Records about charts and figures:
☆ ☆ ☆ ☆

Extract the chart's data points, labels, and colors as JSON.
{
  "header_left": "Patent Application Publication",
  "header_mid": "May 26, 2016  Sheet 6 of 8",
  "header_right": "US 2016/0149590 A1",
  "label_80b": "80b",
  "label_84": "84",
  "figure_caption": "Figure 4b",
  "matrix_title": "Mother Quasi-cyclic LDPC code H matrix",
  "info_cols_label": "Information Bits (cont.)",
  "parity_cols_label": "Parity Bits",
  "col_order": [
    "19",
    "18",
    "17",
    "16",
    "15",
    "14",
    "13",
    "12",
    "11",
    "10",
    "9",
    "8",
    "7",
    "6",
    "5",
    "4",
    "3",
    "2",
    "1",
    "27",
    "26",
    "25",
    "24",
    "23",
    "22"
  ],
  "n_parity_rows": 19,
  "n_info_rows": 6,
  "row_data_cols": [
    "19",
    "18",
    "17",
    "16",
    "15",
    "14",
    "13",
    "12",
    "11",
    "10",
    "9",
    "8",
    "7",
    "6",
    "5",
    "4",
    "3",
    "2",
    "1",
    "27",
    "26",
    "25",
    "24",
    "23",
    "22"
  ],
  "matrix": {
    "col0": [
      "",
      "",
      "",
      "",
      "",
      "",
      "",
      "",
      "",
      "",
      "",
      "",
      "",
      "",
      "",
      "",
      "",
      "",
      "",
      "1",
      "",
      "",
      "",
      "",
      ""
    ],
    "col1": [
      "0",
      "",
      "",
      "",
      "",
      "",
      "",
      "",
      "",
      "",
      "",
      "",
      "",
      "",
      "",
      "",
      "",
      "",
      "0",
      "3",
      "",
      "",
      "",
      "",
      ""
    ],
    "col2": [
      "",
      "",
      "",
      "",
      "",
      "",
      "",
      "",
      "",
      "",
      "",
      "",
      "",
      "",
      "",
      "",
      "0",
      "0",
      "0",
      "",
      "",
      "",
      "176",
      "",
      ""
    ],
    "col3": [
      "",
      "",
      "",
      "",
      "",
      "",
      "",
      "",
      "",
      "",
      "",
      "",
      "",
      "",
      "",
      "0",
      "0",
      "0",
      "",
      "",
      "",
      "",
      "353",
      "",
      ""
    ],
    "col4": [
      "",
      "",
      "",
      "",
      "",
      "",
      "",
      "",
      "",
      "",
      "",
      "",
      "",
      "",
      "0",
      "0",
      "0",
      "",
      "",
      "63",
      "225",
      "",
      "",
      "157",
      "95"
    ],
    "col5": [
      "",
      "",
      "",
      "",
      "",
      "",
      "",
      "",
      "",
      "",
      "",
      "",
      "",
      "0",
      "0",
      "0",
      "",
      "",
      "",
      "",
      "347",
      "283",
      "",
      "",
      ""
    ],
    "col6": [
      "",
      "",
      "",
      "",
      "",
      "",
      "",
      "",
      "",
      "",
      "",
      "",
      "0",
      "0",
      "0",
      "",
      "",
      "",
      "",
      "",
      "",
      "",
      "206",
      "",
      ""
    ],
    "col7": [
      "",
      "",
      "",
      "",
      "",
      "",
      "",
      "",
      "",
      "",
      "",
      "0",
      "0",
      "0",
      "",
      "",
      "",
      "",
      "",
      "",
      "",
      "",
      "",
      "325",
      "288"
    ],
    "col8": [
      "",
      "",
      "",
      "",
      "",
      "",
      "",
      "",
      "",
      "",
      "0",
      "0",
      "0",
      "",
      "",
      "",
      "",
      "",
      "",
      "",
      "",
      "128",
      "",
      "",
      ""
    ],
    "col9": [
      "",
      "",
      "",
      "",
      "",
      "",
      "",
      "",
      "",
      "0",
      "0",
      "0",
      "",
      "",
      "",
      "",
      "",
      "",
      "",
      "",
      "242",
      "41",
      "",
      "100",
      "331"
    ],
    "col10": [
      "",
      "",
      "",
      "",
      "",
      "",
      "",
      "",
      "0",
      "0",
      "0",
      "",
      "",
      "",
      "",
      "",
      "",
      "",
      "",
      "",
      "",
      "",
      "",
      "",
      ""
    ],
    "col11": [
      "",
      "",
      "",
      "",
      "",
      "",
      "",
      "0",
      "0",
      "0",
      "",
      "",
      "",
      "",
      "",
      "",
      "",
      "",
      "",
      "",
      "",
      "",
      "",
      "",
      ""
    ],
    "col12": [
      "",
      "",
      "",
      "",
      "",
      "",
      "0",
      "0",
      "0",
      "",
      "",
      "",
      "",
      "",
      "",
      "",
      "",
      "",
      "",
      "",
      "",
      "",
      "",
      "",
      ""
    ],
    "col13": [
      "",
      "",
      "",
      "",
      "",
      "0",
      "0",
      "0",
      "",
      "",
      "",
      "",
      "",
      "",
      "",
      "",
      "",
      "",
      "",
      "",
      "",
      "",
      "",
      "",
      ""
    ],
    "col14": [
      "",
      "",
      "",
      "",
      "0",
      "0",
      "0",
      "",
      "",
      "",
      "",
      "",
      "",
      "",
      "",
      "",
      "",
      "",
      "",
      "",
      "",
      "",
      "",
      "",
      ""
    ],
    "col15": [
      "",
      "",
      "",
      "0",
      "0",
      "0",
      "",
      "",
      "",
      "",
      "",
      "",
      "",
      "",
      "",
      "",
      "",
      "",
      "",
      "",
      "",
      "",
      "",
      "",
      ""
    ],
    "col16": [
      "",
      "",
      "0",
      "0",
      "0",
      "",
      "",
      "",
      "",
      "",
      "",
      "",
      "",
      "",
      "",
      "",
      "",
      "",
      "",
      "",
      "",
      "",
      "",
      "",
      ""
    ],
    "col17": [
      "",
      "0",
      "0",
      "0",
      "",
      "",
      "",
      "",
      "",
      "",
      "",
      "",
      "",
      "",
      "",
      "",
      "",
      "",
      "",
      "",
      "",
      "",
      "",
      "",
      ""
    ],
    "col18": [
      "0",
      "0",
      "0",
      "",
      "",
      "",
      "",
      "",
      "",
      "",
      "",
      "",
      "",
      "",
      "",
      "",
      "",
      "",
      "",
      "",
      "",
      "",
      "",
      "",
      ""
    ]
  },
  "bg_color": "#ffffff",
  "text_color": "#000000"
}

☆ ☆ ☆ ☆

GOAL: Retype the records in full. Keep every line identical to the original.

ANSWER TO THE PROBLEM:
Extract the chart's data points, labels, and colors as JSON.
{
  "header_left": "Patent Application Publication",
  "header_mid": "May 26, 2016  Sheet 6 of 8",
  "header_right": "US 2016/0149590 A1",
  "label_80b": "80b",
  "label_84": "84",
  "figure_caption": "Figure 4b",
  "matrix_title": "Mother Quasi-cyclic LDPC code H matrix",
  "info_cols_label": "Information Bits (cont.)",
  "parity_cols_label": "Parity Bits",
  "col_order": [
    "19",
    "18",
    "17",
    "16",
    "15",
    "14",
    "13",
    "12",
    "11",
    "10",
    "9",
    "8",
    "7",
    "6",
    "5",
    "4",
    "3",
    "2",
    "1",
    "27",
    "26",
    "25",
    "24",
    "23",
    "22"
  ],
  "n_parity_rows": 19,
  "n_info_rows": 6,
  "row_data_cols": [
    "19",
    "18",
    "17",
    "16",
    "15",
    "14",
    "13",
    "12",
    "11",
    "10",
    "9",
    "8",
    "7",
    "6",
    "5",
    "4",
    "3",
    "2",
    "1",
    "27",
    "26",
    "25",
    "24",
    "23",
    "22"
  ],
  "matrix": {
    "col0": [
      "",
      "",
      "",
      "",
      "",
      "",
      "",
      "",
      "",
      "",
      "",
      "",
      "",
      "",
      "",
      "",
      "",
      "",
      "",
      "1",
      "",
      "",
      "",
      "",
      ""
    ],
    "col1": [
      "0",
      "",
      "",
      "",
      "",
      "",
      "",
      "",
      "",
      "",
      "",
      "",
      "",
      "",
      "",
      "",
      "",
      "",
      "0",
      "3",
      "",
      "",
      "",
      "",
      ""
    ],
    "col2": [
      "",
      "",
      "",
      "",
      "",
      "",
      "",
      "",
      "",
      "",
      "",
      "",
      "",
      "",
      "",
      "",
      "0",
      "0",
      "0",
      "",
      "",
      "",
      "176",
      "",
      ""
    ],
    "col3": [
      "",
      "",
      "",
      "",
      "",
      "",
      "",
      "",
      "",
      "",
      "",
      "",
      "",
      "",
      "",
      "0",
      "0",
      "0",
      "",
      "",
      "",
      "",
      "353",
      "",
      ""
    ],
    "col4": [
      "",
      "",
      "",
      "",
      "",
      "",
      "",
      "",
      "",
      "",
      "",
      "",
      "",
      "",
      "0",
      "0",
      "0",
      "",
      "",
      "63",
      "225",
      "",
      "",
      "157",
      "95"
    ],
    "col5": [
      "",
      "",
      "",
      "",
      "",
      "",
      "",
      "",
      "",
      "",
      "",
      "",
      "",
      "0",
      "0",
      "0",
      "",
      "",
      "",
      "",
      "347",
      "283",
      "",
      "",
      ""
    ],
    "col6": [
      "",
      "",
      "",
      "",
      "",
      "",
      "",
      "",
      "",
      "",
      "",
      "",
      "0",
      "0",
      "0",
      "",
      "",
      "",
      "",
      "",
      "",
      "",
      "206",
      "",
      ""
    ],
    "col7": [
      "",
      "",
      "",
      "",
      "",
      "",
      "",
      "",
      "",
      "",
      "",
      "0",
      "0",
      "0",
      "",
      "",
      "",
      "",
      "",
      "",
      "",
      "",
      "",
      "325",
      "288"
    ],
    "col8": [
      "",
      "",
      "",
      "",
      "",
      "",
      "",
      "",
      "",
      "",
      "0",
      "0",
      "0",
      "",
      "",
      "",
      "",
      "",
      "",
      "",
      "",
      "128",
      "",
      "",
      ""
    ],
    "col9": [
      "",
      "",
      "",
      "",
      "",
      "",
      "",
      "",
      "",
      "0",
      "0",
      "0",
      "",
      "",
      "",
      "",
      "",
      "",
      "",
      "",
      "242",
      "41",
      "",
      "100",
      "331"
    ],
    "col10": [
      "",
      "",
      "",
      "",
      "",
      "",
      "",
      "",
      "0",
      "0",
      "0",
      "",
      "",
      "",
      "",
      "",
      "",
      "",
      "",
      "",
      "",
      "",
      "",
      "",
      ""
    ],
    "col11": [
      "",
      "",
      "",
      "",
      "",
      "",
      "",
      "0",
      "0",
      "0",
      "",
      "",
      "",
      "",
      "",
      "",
      "",
      "",
      "",
      "",
      "",
      "",
      "",
      "",
      ""
    ],
    "col12": [
      "",
      "",
      "",
      "",
      "",
      "",
      "0",
      "0",
      "0",
      "",
      "",
      "",
      "",
      "",
      "",
      "",
      "",
      "",
      "",
      "",
      "",
      "",
      "",
      "",
      ""
    ],
    "col13": [
      "",
      "",
      "",
      "",
      "",
      "0",
      "0",
      "0",
      "",
      "",
      "",
      "",
      "",
      "",
      "",
      "",
      "",
      "",
      "",
      "",
      "",
      "",
      "",
      "",
      ""
    ],
    "col14": [
      "",
      "",
      "",
      "",
      "0",
      "0",
      "0",
      "",
      "",
      "",
      "",
      "",
      "",
      "",
      "",
      "",
      "",
      "",
      "",
      "",
      "",
      "",
      "",
      "",
      ""
    ],
    "col15": [
      "",
      "",
      "",
      "0",
      "0",
      "0",
      "",
      "",
      "",
      "",
      "",
      "",
      "",
      "",
      "",
      "",
      "",
      "",
      "",
      "",
      "",
      "",
      "",
      "",
      ""
    ],
    "col16": [
      "",
      "",
      "0",
      "0",
      "0",
      "",
      "",
      "",
      "",
      "",
      "",
      "",
      "",
      "",
      "",
      "",
      "",
      "",
      "",
      "",
      "",
      "",
      "",
      "",
      ""
    ],
    "col17": [
      "",
      "0",
      "0",
      "0",
      "",
      "",
      "",
      "",
      "",
      "",
      "",
      "",
      "",
      "",
      "",
      "",
      "",
      "",
      "",
      "",
      "",
      "",
      "",
      "",
      ""
    ],
    "col18": [
      "0",
      "0",
      "0",
      "",
      "",
      "",
      "",
      "",
      "",
      "",
      "",
      "",
      "",
      "",
      "",
      "",
      "",
      "",
      "",
      "",
      "",
      "",
      "",
      "",
      ""
    ]
  },
  "bg_color": "#ffffff",
  "text_color": "#000000"
}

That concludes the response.